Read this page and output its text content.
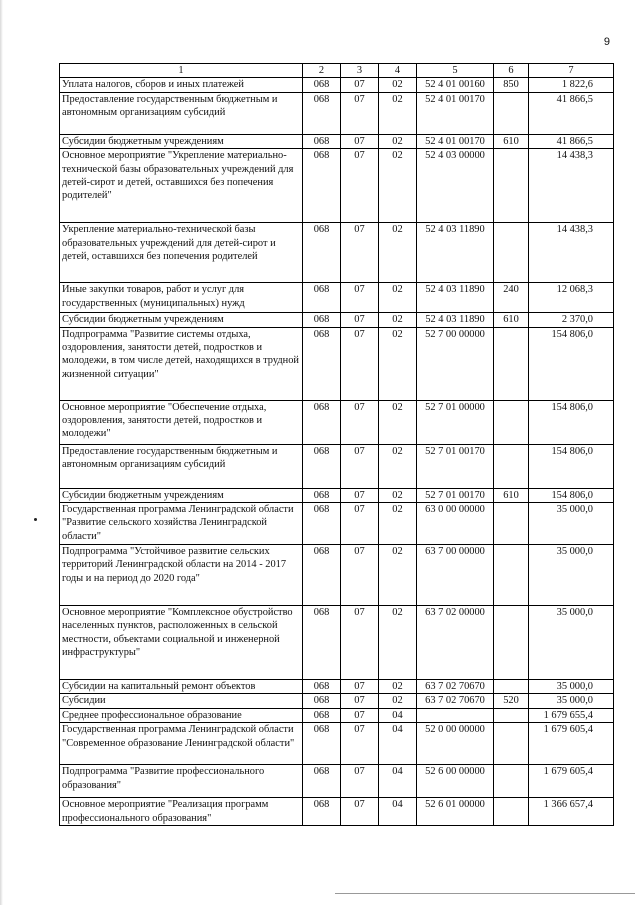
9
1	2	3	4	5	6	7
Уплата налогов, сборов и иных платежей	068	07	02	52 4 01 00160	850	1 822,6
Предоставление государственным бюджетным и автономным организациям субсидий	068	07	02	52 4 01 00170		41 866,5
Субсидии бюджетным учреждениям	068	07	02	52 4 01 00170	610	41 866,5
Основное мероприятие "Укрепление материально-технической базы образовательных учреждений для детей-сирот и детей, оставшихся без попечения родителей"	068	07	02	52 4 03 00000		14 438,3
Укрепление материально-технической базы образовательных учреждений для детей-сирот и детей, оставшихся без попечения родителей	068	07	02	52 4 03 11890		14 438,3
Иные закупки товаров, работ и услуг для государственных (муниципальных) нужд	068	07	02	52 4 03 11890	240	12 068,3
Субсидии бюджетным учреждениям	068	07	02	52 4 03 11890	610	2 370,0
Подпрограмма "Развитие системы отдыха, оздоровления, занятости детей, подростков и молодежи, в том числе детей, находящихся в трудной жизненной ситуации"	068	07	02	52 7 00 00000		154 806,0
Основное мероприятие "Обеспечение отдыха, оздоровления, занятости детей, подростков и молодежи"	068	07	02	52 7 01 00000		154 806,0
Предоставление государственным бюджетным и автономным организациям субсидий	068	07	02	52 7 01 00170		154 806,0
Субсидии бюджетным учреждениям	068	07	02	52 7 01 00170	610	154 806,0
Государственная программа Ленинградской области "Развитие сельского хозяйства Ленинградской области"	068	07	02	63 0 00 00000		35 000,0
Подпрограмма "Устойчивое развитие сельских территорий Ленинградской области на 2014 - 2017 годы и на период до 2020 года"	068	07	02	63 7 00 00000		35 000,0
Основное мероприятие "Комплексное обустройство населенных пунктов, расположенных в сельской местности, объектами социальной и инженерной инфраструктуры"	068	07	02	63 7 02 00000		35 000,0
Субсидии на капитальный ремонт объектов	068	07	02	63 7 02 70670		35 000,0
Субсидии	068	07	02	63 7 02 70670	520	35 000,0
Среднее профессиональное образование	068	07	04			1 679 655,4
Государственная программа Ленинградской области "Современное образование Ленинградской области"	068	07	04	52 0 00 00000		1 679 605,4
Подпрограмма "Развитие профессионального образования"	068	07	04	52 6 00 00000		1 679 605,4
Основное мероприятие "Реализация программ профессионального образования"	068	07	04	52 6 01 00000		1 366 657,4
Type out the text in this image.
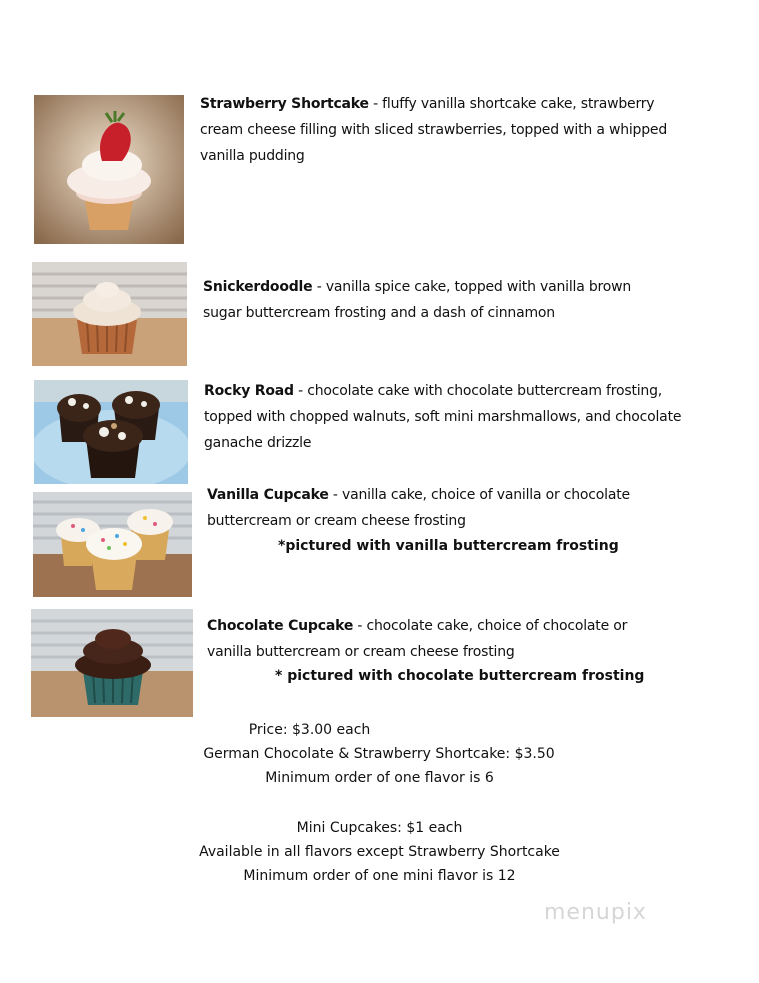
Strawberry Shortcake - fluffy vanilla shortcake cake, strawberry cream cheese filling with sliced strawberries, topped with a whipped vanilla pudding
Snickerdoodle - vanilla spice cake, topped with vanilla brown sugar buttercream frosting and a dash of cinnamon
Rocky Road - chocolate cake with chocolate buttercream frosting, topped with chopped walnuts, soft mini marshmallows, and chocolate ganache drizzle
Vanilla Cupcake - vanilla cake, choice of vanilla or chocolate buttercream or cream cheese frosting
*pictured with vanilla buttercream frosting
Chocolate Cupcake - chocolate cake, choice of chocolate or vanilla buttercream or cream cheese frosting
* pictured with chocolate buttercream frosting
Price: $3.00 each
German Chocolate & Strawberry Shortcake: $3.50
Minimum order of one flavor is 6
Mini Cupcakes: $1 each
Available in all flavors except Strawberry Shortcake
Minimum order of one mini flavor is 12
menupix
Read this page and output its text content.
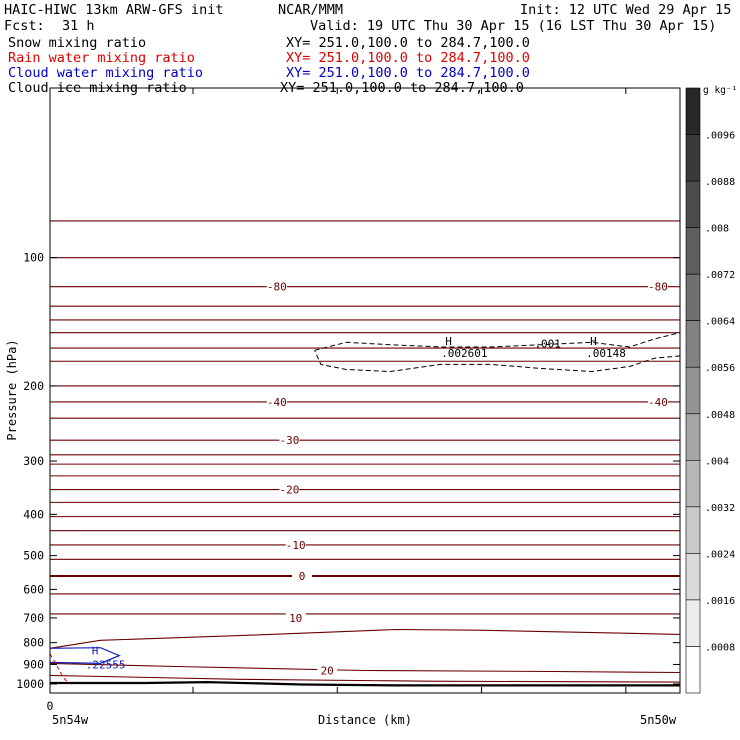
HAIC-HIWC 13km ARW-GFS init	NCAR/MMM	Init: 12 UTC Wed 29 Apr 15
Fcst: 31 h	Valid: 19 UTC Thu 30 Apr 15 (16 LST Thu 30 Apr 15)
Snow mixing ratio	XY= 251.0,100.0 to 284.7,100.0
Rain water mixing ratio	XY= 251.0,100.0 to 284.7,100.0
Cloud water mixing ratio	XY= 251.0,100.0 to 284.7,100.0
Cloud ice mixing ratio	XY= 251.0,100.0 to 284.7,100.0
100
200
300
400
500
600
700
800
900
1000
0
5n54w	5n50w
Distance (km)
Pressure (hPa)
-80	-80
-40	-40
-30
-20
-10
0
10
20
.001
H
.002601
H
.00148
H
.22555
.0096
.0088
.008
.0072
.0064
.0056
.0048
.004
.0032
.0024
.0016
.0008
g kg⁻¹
****
• **SET PROBLEM**
Starting at the line that holds "Type out the text in this image.", repeat every line through the end of the listing exactly as written, skipping any picture.

• **RESULT OF THIS EXERCISE**
Type out the text in this image.
Strawberry Shortcake - fluffy vanilla shortcake cake, strawberry cream cheese filling with sliced strawberries, topped with a whipped vanilla pudding
Snickerdoodle - vanilla spice cake, topped with vanilla brown sugar buttercream frosting and a dash of cinnamon
Rocky Road - chocolate cake with chocolate buttercream frosting, topped with chopped walnuts, soft mini marshmallows, and chocolate ganache drizzle
Vanilla Cupcake - vanilla cake, choice of vanilla or chocolate buttercream or cream cheese frosting
*pictured with vanilla buttercream frosting
Chocolate Cupcake - chocolate cake, choice of chocolate or vanilla buttercream or cream cheese frosting
* pictured with chocolate buttercream frosting
Price: $3.00 each
German Chocolate & Strawberry Shortcake: $3.50
Minimum order of one flavor is 6
Mini Cupcakes: $1 each
Available in all flavors except Strawberry Shortcake
Minimum order of one mini flavor is 12
menupix
Read this page and output its text content.
HAIC-HIWC 13km ARW-GFS init	NCAR/MMM	Init: 12 UTC Wed 29 Apr 15
Fcst: 31 h	Valid: 19 UTC Thu 30 Apr 15 (16 LST Thu 30 Apr 15)
Snow mixing ratio	XY= 251.0,100.0 to 284.7,100.0
Rain water mixing ratio	XY= 251.0,100.0 to 284.7,100.0
Cloud water mixing ratio	XY= 251.0,100.0 to 284.7,100.0
Cloud ice mixing ratio	XY= 251.0,100.0 to 284.7,100.0
100
200
300
400
500
600
700
800
900
1000
0
5n54w	5n50w
Distance (km)
Pressure (hPa)
-80	-80
-40	-40
-30
-20
-10
0
10
20
.001
H
.002601
H
.00148
H
.22555
.0096
.0088
.008
.0072
.0064
.0056
.0048
.004
.0032
.0024
.0016
.0008
g kg⁻¹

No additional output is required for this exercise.